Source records
◆ ◆ ◆ ◆ ◆

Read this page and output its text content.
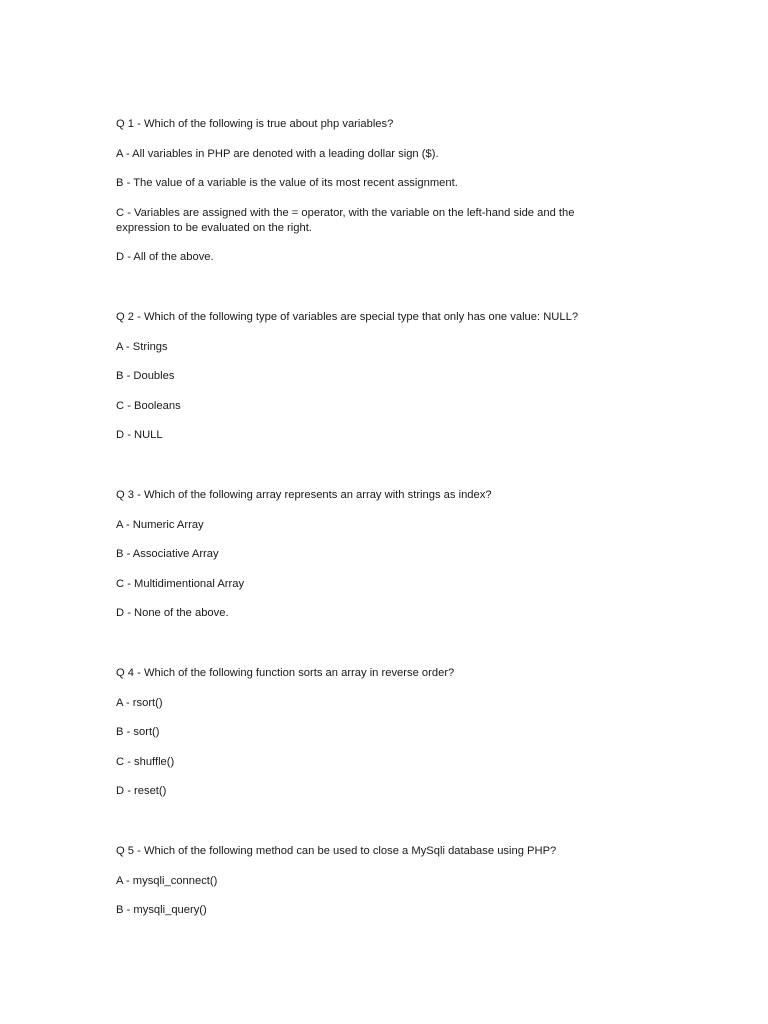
Q 1 - Which of the following is true about php variables?

A - All variables in PHP are denoted with a leading dollar sign ($).

B - The value of a variable is the value of its most recent assignment.

C - Variables are assigned with the = operator, with the variable on the left-hand side and the expression to be evaluated on the right.

D - All of the above.

Q 2 - Which of the following type of variables are special type that only has one value: NULL?

A - Strings

B - Doubles

C - Booleans

D - NULL

Q 3 - Which of the following array represents an array with strings as index?

A - Numeric Array

B - Associative Array

C - Multidimentional Array

D - None of the above.

Q 4 - Which of the following function sorts an array in reverse order?

A - rsort()

B - sort()

C - shuffle()

D - reset()

Q 5 - Which of the following method can be used to close a MySqli database using PHP?

A - mysqli_connect()

B - mysqli_query()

◆ ◆ ◆ ◆ ◆

- **Given instruction**
Across the material above, count every line holding "Which" and write down only the number.

- **Exercise response**
5